__What to do__
Extract the full set of records that follows, word for word.

--- START OF Input rows ---

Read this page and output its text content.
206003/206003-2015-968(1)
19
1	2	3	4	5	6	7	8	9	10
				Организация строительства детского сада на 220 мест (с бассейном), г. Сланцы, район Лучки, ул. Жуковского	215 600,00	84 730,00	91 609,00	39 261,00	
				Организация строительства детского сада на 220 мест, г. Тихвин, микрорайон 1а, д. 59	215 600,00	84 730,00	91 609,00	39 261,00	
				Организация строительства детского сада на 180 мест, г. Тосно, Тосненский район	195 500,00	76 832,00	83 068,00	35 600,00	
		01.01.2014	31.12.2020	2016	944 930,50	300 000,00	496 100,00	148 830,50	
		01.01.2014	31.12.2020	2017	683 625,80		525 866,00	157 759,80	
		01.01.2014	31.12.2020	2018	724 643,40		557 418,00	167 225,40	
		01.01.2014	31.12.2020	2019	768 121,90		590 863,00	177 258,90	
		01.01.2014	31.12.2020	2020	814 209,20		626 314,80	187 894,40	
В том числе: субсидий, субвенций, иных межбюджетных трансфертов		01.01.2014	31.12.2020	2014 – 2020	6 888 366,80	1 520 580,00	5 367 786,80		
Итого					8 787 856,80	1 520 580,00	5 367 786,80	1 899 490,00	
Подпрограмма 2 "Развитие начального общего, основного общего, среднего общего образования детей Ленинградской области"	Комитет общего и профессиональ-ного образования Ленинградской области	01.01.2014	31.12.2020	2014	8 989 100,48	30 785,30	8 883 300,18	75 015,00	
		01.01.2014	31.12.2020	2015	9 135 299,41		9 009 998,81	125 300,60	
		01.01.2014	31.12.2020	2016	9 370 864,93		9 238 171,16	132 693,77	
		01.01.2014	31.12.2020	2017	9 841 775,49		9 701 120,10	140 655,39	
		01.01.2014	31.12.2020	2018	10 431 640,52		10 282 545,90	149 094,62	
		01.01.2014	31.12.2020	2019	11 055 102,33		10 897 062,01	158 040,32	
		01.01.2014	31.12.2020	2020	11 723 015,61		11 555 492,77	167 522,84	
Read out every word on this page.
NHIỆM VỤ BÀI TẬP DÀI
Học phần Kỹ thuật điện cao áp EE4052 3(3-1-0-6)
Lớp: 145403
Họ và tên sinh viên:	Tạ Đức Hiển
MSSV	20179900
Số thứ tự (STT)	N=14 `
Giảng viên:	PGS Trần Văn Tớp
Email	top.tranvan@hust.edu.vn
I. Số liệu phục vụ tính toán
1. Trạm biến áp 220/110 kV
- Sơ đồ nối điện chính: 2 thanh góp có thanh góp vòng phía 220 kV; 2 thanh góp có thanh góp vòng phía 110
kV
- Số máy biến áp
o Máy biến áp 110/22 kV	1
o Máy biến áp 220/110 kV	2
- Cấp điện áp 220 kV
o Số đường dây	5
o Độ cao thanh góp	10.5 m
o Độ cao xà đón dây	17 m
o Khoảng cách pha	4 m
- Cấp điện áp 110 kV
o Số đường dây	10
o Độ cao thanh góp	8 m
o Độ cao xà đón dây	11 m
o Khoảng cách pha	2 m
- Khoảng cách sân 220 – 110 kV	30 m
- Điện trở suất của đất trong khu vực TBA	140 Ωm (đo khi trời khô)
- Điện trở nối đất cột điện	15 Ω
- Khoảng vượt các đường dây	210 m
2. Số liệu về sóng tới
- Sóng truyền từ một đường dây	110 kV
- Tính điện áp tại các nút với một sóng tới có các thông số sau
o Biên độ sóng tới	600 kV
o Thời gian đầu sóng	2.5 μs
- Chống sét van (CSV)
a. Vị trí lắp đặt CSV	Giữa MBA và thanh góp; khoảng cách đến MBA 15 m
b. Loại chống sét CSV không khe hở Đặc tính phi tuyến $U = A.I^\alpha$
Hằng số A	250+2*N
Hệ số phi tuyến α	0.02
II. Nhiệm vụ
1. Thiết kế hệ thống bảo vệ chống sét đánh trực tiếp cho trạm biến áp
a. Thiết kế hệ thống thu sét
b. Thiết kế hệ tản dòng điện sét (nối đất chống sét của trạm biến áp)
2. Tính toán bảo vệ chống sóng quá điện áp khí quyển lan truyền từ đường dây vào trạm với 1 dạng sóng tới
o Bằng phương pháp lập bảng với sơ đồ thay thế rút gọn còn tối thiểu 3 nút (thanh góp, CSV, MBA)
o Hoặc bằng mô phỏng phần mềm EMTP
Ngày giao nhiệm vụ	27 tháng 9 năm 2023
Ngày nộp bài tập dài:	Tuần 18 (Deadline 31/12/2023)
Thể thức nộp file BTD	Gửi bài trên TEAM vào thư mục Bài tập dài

--- END OF Input rows ---

__Answer to this task__
Read this page and output its text content.
206003/206003-2015-968(1)
19
1	2	3	4	5	6	7	8	9	10
				Организация строительства детского сада на 220 мест (с бассейном), г. Сланцы, район Лучки, ул. Жуковского	215 600,00	84 730,00	91 609,00	39 261,00	
				Организация строительства детского сада на 220 мест, г. Тихвин, микрорайон 1а, д. 59	215 600,00	84 730,00	91 609,00	39 261,00	
				Организация строительства детского сада на 180 мест, г. Тосно, Тосненский район	195 500,00	76 832,00	83 068,00	35 600,00	
		01.01.2014	31.12.2020	2016	944 930,50	300 000,00	496 100,00	148 830,50	
		01.01.2014	31.12.2020	2017	683 625,80		525 866,00	157 759,80	
		01.01.2014	31.12.2020	2018	724 643,40		557 418,00	167 225,40	
		01.01.2014	31.12.2020	2019	768 121,90		590 863,00	177 258,90	
		01.01.2014	31.12.2020	2020	814 209,20		626 314,80	187 894,40	
В том числе: субсидий, субвенций, иных межбюджетных трансфертов		01.01.2014	31.12.2020	2014 – 2020	6 888 366,80	1 520 580,00	5 367 786,80		
Итого					8 787 856,80	1 520 580,00	5 367 786,80	1 899 490,00	
Подпрограмма 2 "Развитие начального общего, основного общего, среднего общего образования детей Ленинградской области"	Комитет общего и профессиональ-ного образования Ленинградской области	01.01.2014	31.12.2020	2014	8 989 100,48	30 785,30	8 883 300,18	75 015,00	
		01.01.2014	31.12.2020	2015	9 135 299,41		9 009 998,81	125 300,60	
		01.01.2014	31.12.2020	2016	9 370 864,93		9 238 171,16	132 693,77	
		01.01.2014	31.12.2020	2017	9 841 775,49		9 701 120,10	140 655,39	
		01.01.2014	31.12.2020	2018	10 431 640,52		10 282 545,90	149 094,62	
		01.01.2014	31.12.2020	2019	11 055 102,33		10 897 062,01	158 040,32	
		01.01.2014	31.12.2020	2020	11 723 015,61		11 555 492,77	167 522,84	
Read out every word on this page.
NHIỆM VỤ BÀI TẬP DÀI
Học phần Kỹ thuật điện cao áp EE4052 3(3-1-0-6)
Lớp: 145403
Họ và tên sinh viên:	Tạ Đức Hiển
MSSV	20179900
Số thứ tự (STT)	N=14 `
Giảng viên:	PGS Trần Văn Tớp
Email	top.tranvan@hust.edu.vn
I. Số liệu phục vụ tính toán
1. Trạm biến áp 220/110 kV
- Sơ đồ nối điện chính: 2 thanh góp có thanh góp vòng phía 220 kV; 2 thanh góp có thanh góp vòng phía 110
kV
- Số máy biến áp
o Máy biến áp 110/22 kV	1
o Máy biến áp 220/110 kV	2
- Cấp điện áp 220 kV
o Số đường dây	5
o Độ cao thanh góp	10.5 m
o Độ cao xà đón dây	17 m
o Khoảng cách pha	4 m
- Cấp điện áp 110 kV
o Số đường dây	10
o Độ cao thanh góp	8 m
o Độ cao xà đón dây	11 m
o Khoảng cách pha	2 m
- Khoảng cách sân 220 – 110 kV	30 m
- Điện trở suất của đất trong khu vực TBA	140 Ωm (đo khi trời khô)
- Điện trở nối đất cột điện	15 Ω
- Khoảng vượt các đường dây	210 m
2. Số liệu về sóng tới
- Sóng truyền từ một đường dây	110 kV
- Tính điện áp tại các nút với một sóng tới có các thông số sau
o Biên độ sóng tới	600 kV
o Thời gian đầu sóng	2.5 μs
- Chống sét van (CSV)
a. Vị trí lắp đặt CSV	Giữa MBA và thanh góp; khoảng cách đến MBA 15 m
b. Loại chống sét CSV không khe hở Đặc tính phi tuyến $U = A.I^\alpha$
Hằng số A	250+2*N
Hệ số phi tuyến α	0.02
II. Nhiệm vụ
1. Thiết kế hệ thống bảo vệ chống sét đánh trực tiếp cho trạm biến áp
a. Thiết kế hệ thống thu sét
b. Thiết kế hệ tản dòng điện sét (nối đất chống sét của trạm biến áp)
2. Tính toán bảo vệ chống sóng quá điện áp khí quyển lan truyền từ đường dây vào trạm với 1 dạng sóng tới
o Bằng phương pháp lập bảng với sơ đồ thay thế rút gọn còn tối thiểu 3 nút (thanh góp, CSV, MBA)
o Hoặc bằng mô phỏng phần mềm EMTP
Ngày giao nhiệm vụ	27 tháng 9 năm 2023
Ngày nộp bài tập dài:	Tuần 18 (Deadline 31/12/2023)
Thể thức nộp file BTD	Gửi bài trên TEAM vào thư mục Bài tập dài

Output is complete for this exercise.